### TASK REQUIREMENTS
How many lines in the listing below include the word "Classical"? Answer with the number and nothing else.
============================================================
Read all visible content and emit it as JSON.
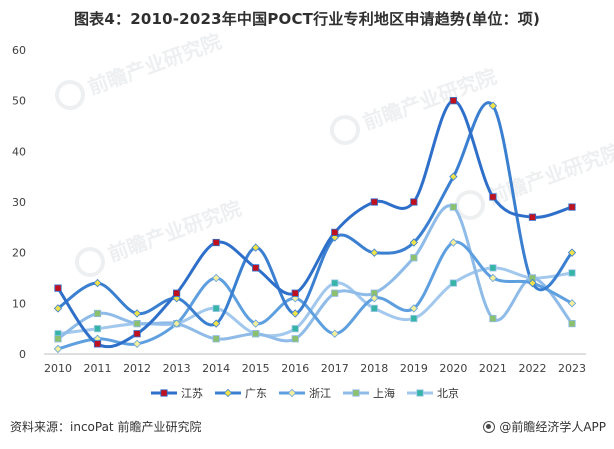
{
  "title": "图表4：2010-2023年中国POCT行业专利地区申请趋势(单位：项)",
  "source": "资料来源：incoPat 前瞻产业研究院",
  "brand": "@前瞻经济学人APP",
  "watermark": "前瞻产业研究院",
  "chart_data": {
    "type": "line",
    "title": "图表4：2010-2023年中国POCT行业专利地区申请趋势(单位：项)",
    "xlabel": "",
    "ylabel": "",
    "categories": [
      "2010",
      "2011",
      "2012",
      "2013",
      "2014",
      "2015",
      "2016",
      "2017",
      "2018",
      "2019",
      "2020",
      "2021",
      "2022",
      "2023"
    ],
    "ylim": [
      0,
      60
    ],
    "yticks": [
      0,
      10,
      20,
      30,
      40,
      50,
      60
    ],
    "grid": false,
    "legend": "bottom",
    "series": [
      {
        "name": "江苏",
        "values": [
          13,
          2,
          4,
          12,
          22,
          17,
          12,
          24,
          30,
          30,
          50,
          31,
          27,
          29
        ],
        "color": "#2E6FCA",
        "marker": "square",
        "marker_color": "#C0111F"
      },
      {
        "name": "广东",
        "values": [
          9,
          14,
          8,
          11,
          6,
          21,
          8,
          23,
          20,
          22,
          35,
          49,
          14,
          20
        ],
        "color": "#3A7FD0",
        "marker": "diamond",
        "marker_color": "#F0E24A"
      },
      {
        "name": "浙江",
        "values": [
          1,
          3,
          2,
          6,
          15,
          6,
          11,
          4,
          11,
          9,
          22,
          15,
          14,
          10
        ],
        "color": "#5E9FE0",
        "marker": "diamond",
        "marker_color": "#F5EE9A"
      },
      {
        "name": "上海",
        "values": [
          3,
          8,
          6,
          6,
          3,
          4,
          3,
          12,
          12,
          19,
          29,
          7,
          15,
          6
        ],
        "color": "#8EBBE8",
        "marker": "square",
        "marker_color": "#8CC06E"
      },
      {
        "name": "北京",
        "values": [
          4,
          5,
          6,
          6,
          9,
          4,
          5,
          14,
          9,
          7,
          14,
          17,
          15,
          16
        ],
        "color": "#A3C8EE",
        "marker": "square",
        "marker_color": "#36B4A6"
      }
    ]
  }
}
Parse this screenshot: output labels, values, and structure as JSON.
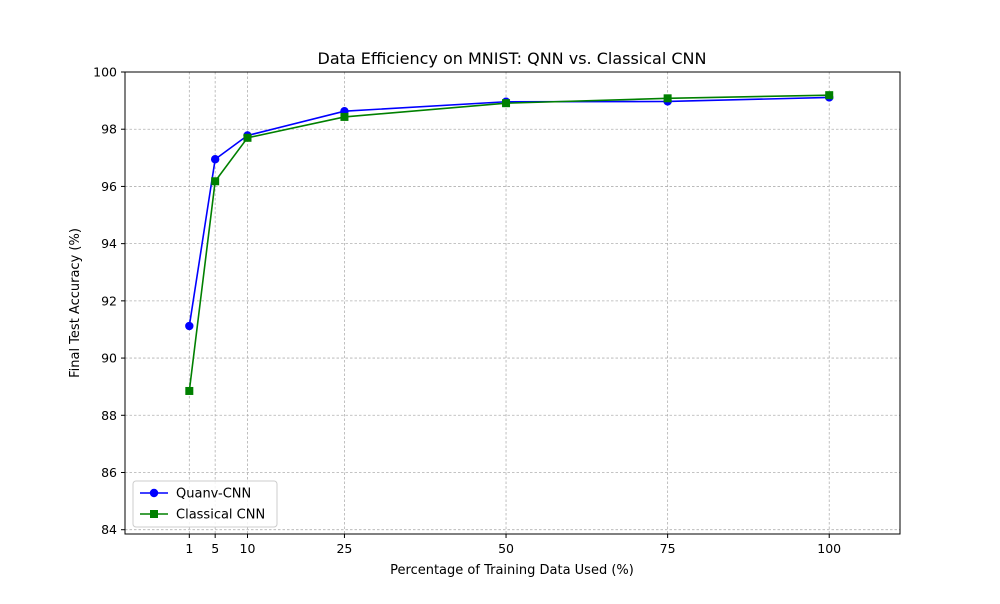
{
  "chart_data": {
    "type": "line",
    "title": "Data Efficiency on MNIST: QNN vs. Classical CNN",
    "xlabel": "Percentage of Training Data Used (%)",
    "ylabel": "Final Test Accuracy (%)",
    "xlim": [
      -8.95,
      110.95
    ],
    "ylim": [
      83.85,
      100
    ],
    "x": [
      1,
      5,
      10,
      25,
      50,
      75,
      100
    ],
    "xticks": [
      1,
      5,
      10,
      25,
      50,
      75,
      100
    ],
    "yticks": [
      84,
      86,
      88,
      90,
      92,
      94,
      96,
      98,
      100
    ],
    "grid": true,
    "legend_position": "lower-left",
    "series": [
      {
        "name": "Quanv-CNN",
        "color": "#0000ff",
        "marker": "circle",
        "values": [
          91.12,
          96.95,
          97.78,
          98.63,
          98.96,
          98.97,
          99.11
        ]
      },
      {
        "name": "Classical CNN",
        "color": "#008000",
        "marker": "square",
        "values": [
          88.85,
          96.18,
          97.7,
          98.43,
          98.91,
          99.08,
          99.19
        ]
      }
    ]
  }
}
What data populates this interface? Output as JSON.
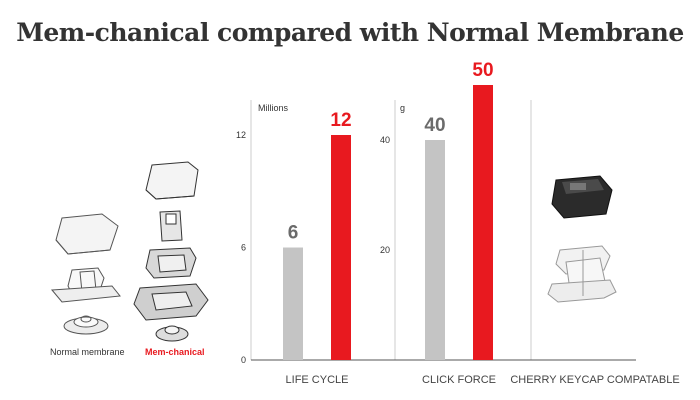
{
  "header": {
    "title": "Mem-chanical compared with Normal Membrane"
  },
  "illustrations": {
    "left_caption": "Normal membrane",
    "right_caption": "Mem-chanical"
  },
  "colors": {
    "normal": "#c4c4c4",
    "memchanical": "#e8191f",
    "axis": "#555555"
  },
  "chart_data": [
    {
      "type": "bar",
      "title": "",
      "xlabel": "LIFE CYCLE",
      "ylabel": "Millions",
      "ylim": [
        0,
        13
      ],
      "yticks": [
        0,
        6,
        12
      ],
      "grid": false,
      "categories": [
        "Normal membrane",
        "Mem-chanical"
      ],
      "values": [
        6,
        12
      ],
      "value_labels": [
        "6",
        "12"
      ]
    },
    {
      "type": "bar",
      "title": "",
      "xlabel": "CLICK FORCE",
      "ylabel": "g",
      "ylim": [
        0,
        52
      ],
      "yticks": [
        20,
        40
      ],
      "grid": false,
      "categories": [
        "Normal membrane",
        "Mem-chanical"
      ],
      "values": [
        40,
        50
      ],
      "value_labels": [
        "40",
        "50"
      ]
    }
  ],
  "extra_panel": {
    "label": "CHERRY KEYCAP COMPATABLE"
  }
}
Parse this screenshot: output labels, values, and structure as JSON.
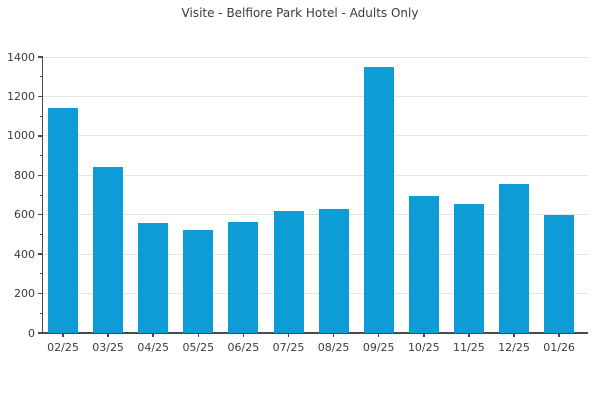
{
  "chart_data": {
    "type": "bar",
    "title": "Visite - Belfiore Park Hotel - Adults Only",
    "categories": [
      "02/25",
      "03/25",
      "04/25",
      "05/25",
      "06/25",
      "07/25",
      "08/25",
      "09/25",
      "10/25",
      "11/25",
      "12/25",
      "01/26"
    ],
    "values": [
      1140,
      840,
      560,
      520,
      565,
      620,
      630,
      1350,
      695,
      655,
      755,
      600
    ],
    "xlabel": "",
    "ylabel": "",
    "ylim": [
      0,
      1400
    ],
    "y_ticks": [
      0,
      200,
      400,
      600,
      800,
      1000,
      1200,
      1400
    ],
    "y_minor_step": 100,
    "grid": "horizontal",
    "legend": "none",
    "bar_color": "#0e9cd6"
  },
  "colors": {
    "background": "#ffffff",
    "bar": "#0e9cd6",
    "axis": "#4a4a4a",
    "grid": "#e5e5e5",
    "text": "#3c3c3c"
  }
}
============================================================
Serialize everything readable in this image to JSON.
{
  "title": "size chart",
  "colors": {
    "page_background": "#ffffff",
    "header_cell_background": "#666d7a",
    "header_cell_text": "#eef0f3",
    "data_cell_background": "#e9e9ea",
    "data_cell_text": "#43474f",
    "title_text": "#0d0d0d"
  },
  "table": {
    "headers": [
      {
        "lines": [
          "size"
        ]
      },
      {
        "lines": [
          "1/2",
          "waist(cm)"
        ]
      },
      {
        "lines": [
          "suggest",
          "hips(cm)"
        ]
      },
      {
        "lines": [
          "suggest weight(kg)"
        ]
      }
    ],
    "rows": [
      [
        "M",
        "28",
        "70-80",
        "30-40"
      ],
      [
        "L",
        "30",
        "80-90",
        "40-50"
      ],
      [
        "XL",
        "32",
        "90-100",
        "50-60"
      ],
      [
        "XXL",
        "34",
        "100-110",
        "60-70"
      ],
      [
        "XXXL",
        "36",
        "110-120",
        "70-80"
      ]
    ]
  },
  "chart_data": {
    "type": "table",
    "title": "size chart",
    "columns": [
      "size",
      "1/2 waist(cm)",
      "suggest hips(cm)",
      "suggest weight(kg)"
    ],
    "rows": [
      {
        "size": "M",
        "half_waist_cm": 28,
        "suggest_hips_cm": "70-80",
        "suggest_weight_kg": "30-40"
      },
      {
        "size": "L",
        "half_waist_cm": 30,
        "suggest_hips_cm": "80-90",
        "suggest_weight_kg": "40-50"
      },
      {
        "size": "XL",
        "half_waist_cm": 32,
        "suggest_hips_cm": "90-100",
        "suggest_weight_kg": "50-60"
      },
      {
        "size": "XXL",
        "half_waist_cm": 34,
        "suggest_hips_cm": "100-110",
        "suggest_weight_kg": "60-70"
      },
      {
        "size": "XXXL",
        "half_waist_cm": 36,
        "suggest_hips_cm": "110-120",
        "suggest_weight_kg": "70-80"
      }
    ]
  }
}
============================================================
### ANSWER TO THIS PROBLEM
2